> PROMPT: Could you write out every entry exactly as it stands?

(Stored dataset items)
----

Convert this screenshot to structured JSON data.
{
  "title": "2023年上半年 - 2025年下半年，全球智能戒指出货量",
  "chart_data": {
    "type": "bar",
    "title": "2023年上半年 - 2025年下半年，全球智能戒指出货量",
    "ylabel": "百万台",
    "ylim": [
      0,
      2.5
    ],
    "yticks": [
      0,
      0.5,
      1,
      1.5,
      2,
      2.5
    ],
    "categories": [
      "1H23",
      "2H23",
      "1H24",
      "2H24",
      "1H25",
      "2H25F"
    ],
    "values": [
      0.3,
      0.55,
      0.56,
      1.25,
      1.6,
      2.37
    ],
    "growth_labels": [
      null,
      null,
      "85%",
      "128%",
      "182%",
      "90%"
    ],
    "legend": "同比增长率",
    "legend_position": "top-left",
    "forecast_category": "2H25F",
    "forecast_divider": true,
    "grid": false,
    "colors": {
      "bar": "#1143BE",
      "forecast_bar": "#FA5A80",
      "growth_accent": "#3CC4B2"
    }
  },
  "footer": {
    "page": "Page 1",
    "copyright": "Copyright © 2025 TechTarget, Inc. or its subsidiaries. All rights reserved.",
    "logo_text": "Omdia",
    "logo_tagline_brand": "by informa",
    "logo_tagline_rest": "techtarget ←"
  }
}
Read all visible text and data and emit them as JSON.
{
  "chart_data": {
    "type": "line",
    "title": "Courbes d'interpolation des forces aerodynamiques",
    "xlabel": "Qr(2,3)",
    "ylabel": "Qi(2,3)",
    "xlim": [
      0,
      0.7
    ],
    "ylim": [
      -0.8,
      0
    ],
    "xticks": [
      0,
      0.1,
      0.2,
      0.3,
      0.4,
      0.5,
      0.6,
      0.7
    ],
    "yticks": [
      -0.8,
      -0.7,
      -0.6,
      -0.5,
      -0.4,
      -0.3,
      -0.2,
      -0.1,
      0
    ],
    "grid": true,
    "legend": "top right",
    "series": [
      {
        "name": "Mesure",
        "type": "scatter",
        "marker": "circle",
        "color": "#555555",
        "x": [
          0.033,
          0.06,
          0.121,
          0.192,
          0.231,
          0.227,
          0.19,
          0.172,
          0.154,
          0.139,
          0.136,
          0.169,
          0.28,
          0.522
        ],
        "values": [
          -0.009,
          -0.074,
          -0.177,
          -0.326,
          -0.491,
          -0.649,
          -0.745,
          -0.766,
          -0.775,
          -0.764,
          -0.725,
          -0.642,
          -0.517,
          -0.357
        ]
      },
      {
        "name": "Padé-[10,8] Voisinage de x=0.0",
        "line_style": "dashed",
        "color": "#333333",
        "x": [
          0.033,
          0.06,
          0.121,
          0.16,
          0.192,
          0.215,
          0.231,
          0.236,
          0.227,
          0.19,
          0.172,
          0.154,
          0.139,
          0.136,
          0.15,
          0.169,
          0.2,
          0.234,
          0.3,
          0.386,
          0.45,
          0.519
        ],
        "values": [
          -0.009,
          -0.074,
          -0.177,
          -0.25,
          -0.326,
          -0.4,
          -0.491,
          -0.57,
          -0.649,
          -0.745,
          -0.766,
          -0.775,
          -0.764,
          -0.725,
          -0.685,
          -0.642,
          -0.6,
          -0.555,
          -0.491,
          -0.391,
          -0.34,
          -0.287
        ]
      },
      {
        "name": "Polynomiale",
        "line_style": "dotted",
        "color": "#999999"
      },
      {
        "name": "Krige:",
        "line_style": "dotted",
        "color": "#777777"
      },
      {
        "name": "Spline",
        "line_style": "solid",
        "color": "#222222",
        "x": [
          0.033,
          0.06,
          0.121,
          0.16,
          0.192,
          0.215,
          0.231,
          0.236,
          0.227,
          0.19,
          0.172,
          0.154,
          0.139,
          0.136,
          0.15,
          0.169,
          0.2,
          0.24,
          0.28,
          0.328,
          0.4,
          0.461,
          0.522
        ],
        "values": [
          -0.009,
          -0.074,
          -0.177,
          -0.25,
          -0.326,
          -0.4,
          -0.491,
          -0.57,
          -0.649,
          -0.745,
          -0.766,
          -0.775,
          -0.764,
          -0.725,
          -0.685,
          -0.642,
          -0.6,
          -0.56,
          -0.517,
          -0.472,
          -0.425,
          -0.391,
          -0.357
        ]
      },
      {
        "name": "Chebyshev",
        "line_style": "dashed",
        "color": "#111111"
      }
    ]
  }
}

----

> RESPONSE TO THIS TASK:
Convert this screenshot to structured JSON data.
{
  "title": "2023年上半年 - 2025年下半年，全球智能戒指出货量",
  "chart_data": {
    "type": "bar",
    "title": "2023年上半年 - 2025年下半年，全球智能戒指出货量",
    "ylabel": "百万台",
    "ylim": [
      0,
      2.5
    ],
    "yticks": [
      0,
      0.5,
      1,
      1.5,
      2,
      2.5
    ],
    "categories": [
      "1H23",
      "2H23",
      "1H24",
      "2H24",
      "1H25",
      "2H25F"
    ],
    "values": [
      0.3,
      0.55,
      0.56,
      1.25,
      1.6,
      2.37
    ],
    "growth_labels": [
      null,
      null,
      "85%",
      "128%",
      "182%",
      "90%"
    ],
    "legend": "同比增长率",
    "legend_position": "top-left",
    "forecast_category": "2H25F",
    "forecast_divider": true,
    "grid": false,
    "colors": {
      "bar": "#1143BE",
      "forecast_bar": "#FA5A80",
      "growth_accent": "#3CC4B2"
    }
  },
  "footer": {
    "page": "Page 1",
    "copyright": "Copyright © 2025 TechTarget, Inc. or its subsidiaries. All rights reserved.",
    "logo_text": "Omdia",
    "logo_tagline_brand": "by informa",
    "logo_tagline_rest": "techtarget ←"
  }
}
Read all visible text and data and emit them as JSON.
{
  "chart_data": {
    "type": "line",
    "title": "Courbes d'interpolation des forces aerodynamiques",
    "xlabel": "Qr(2,3)",
    "ylabel": "Qi(2,3)",
    "xlim": [
      0,
      0.7
    ],
    "ylim": [
      -0.8,
      0
    ],
    "xticks": [
      0,
      0.1,
      0.2,
      0.3,
      0.4,
      0.5,
      0.6,
      0.7
    ],
    "yticks": [
      -0.8,
      -0.7,
      -0.6,
      -0.5,
      -0.4,
      -0.3,
      -0.2,
      -0.1,
      0
    ],
    "grid": true,
    "legend": "top right",
    "series": [
      {
        "name": "Mesure",
        "type": "scatter",
        "marker": "circle",
        "color": "#555555",
        "x": [
          0.033,
          0.06,
          0.121,
          0.192,
          0.231,
          0.227,
          0.19,
          0.172,
          0.154,
          0.139,
          0.136,
          0.169,
          0.28,
          0.522
        ],
        "values": [
          -0.009,
          -0.074,
          -0.177,
          -0.326,
          -0.491,
          -0.649,
          -0.745,
          -0.766,
          -0.775,
          -0.764,
          -0.725,
          -0.642,
          -0.517,
          -0.357
        ]
      },
      {
        "name": "Padé-[10,8] Voisinage de x=0.0",
        "line_style": "dashed",
        "color": "#333333",
        "x": [
          0.033,
          0.06,
          0.121,
          0.16,
          0.192,
          0.215,
          0.231,
          0.236,
          0.227,
          0.19,
          0.172,
          0.154,
          0.139,
          0.136,
          0.15,
          0.169,
          0.2,
          0.234,
          0.3,
          0.386,
          0.45,
          0.519
        ],
        "values": [
          -0.009,
          -0.074,
          -0.177,
          -0.25,
          -0.326,
          -0.4,
          -0.491,
          -0.57,
          -0.649,
          -0.745,
          -0.766,
          -0.775,
          -0.764,
          -0.725,
          -0.685,
          -0.642,
          -0.6,
          -0.555,
          -0.491,
          -0.391,
          -0.34,
          -0.287
        ]
      },
      {
        "name": "Polynomiale",
        "line_style": "dotted",
        "color": "#999999"
      },
      {
        "name": "Krige:",
        "line_style": "dotted",
        "color": "#777777"
      },
      {
        "name": "Spline",
        "line_style": "solid",
        "color": "#222222",
        "x": [
          0.033,
          0.06,
          0.121,
          0.16,
          0.192,
          0.215,
          0.231,
          0.236,
          0.227,
          0.19,
          0.172,
          0.154,
          0.139,
          0.136,
          0.15,
          0.169,
          0.2,
          0.24,
          0.28,
          0.328,
          0.4,
          0.461,
          0.522
        ],
        "values": [
          -0.009,
          -0.074,
          -0.177,
          -0.25,
          -0.326,
          -0.4,
          -0.491,
          -0.57,
          -0.649,
          -0.745,
          -0.766,
          -0.775,
          -0.764,
          -0.725,
          -0.685,
          -0.642,
          -0.6,
          -0.56,
          -0.517,
          -0.472,
          -0.425,
          -0.391,
          -0.357
        ]
      },
      {
        "name": "Chebyshev",
        "line_style": "dashed",
        "color": "#111111"
      }
    ]
  }
}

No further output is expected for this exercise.